Set task
Locate the word "icon" in the entries below, then gather every line that holds it.

Exercise inputs
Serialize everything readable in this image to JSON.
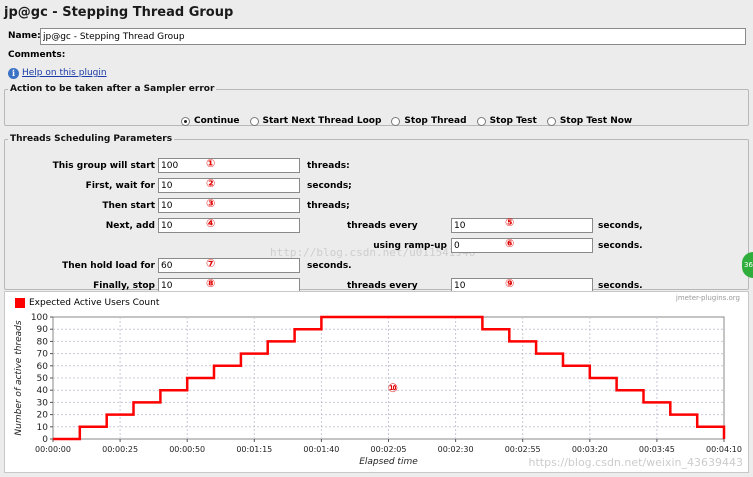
{
  "window": {
    "title": "jp@gc - Stepping Thread Group"
  },
  "name_field": {
    "label": "Name:",
    "value": "jp@gc - Stepping Thread Group"
  },
  "comments": {
    "label": "Comments:"
  },
  "help": {
    "link_text": "Help on this plugin"
  },
  "sampler_error": {
    "legend": "Action to be taken after a Sampler error",
    "options": [
      {
        "label": "Continue",
        "selected": true
      },
      {
        "label": "Start Next Thread Loop",
        "selected": false
      },
      {
        "label": "Stop Thread",
        "selected": false
      },
      {
        "label": "Stop Test",
        "selected": false
      },
      {
        "label": "Stop Test Now",
        "selected": false
      }
    ]
  },
  "scheduling": {
    "legend": "Threads Scheduling Parameters",
    "this_group_will_start": {
      "label": "This group will start",
      "value": "100",
      "unit": "threads:",
      "marker": "①"
    },
    "first_wait_for": {
      "label": "First, wait for",
      "value": "10",
      "unit": "seconds;",
      "marker": "②"
    },
    "then_start": {
      "label": "Then start",
      "value": "10",
      "unit": "threads;",
      "marker": "③"
    },
    "next_add": {
      "label": "Next, add",
      "value": "10",
      "marker": "④"
    },
    "next_add_every": {
      "label": "threads every",
      "value": "10",
      "unit": "seconds,",
      "marker": "⑤"
    },
    "ramp_up": {
      "label": "using ramp-up",
      "value": "0",
      "unit": "seconds.",
      "marker": "⑥"
    },
    "hold_load": {
      "label": "Then hold load for",
      "value": "60",
      "unit": "seconds.",
      "marker": "⑦"
    },
    "finally_stop": {
      "label": "Finally, stop",
      "value": "10",
      "marker": "⑧"
    },
    "stop_every": {
      "label": "threads every",
      "value": "10",
      "unit": "seconds.",
      "marker": "⑨"
    },
    "watermark": "http://blog.csdn.net/u011541946"
  },
  "chart_credit": "jmeter-plugins.org",
  "chart_marker": "⑩",
  "bottom_watermark": "https://blog.csdn.net/weixin_43639443",
  "side_tab_text": "36",
  "colors": {
    "series": "#ff0000",
    "link": "#1a3ca8",
    "marker": "#e00000"
  },
  "chart_data": {
    "type": "line",
    "legend": [
      "Expected Active Users Count"
    ],
    "xlabel": "Elapsed time",
    "ylabel": "Number of active threads",
    "ylim": [
      0,
      100
    ],
    "yticks": [
      0,
      10,
      20,
      30,
      40,
      50,
      60,
      70,
      80,
      90,
      100
    ],
    "xlim": [
      0,
      250
    ],
    "xtick_values": [
      0,
      25,
      50,
      75,
      100,
      125,
      150,
      175,
      200,
      225,
      250
    ],
    "xtick_labels": [
      "00:00:00",
      "00:00:25",
      "00:00:50",
      "00:01:15",
      "00:01:40",
      "00:02:05",
      "00:02:30",
      "00:02:55",
      "00:03:20",
      "00:03:45",
      "00:04:10"
    ],
    "grid": true,
    "series": [
      {
        "name": "Expected Active Users Count",
        "x": [
          0,
          10,
          10,
          20,
          20,
          30,
          30,
          40,
          40,
          50,
          50,
          60,
          60,
          70,
          70,
          80,
          80,
          90,
          90,
          100,
          100,
          160,
          160,
          170,
          170,
          180,
          180,
          190,
          190,
          200,
          200,
          210,
          210,
          220,
          220,
          230,
          230,
          240,
          240,
          250,
          250
        ],
        "y": [
          0,
          0,
          10,
          10,
          20,
          20,
          30,
          30,
          40,
          40,
          50,
          50,
          60,
          60,
          70,
          70,
          80,
          80,
          90,
          90,
          100,
          100,
          90,
          90,
          80,
          80,
          70,
          70,
          60,
          60,
          50,
          50,
          40,
          40,
          30,
          30,
          20,
          20,
          10,
          10,
          0
        ]
      }
    ]
  }
}
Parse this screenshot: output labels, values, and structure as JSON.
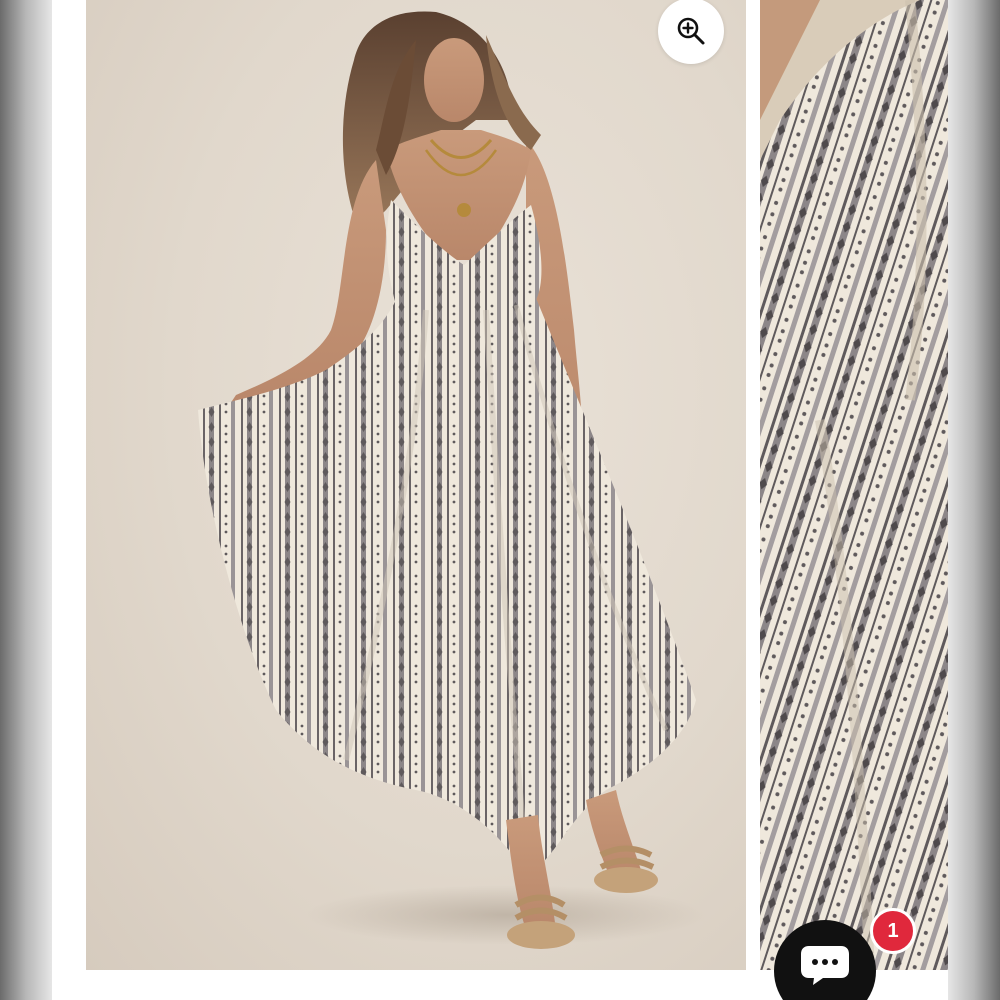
{
  "listing": {
    "images": [
      {
        "name": "halter-maxi-dress-front"
      },
      {
        "name": "halter-maxi-dress-fabric-detail"
      }
    ]
  },
  "controls": {
    "zoom_icon": "zoom-in-icon",
    "chat_icon": "chat-bubble-icon"
  },
  "notifications": {
    "badge_count": "1"
  },
  "colors": {
    "badge": "#e0283c",
    "chat_button": "#111111",
    "photo_background": "#e1d8cc",
    "fabric_stripe": "#5f5a5c",
    "fabric_base": "#efe8dc"
  }
}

Answer to this problem
    "zoom_icon": "zoom-in-icon",
    "chat_icon": "chat-bubble-icon"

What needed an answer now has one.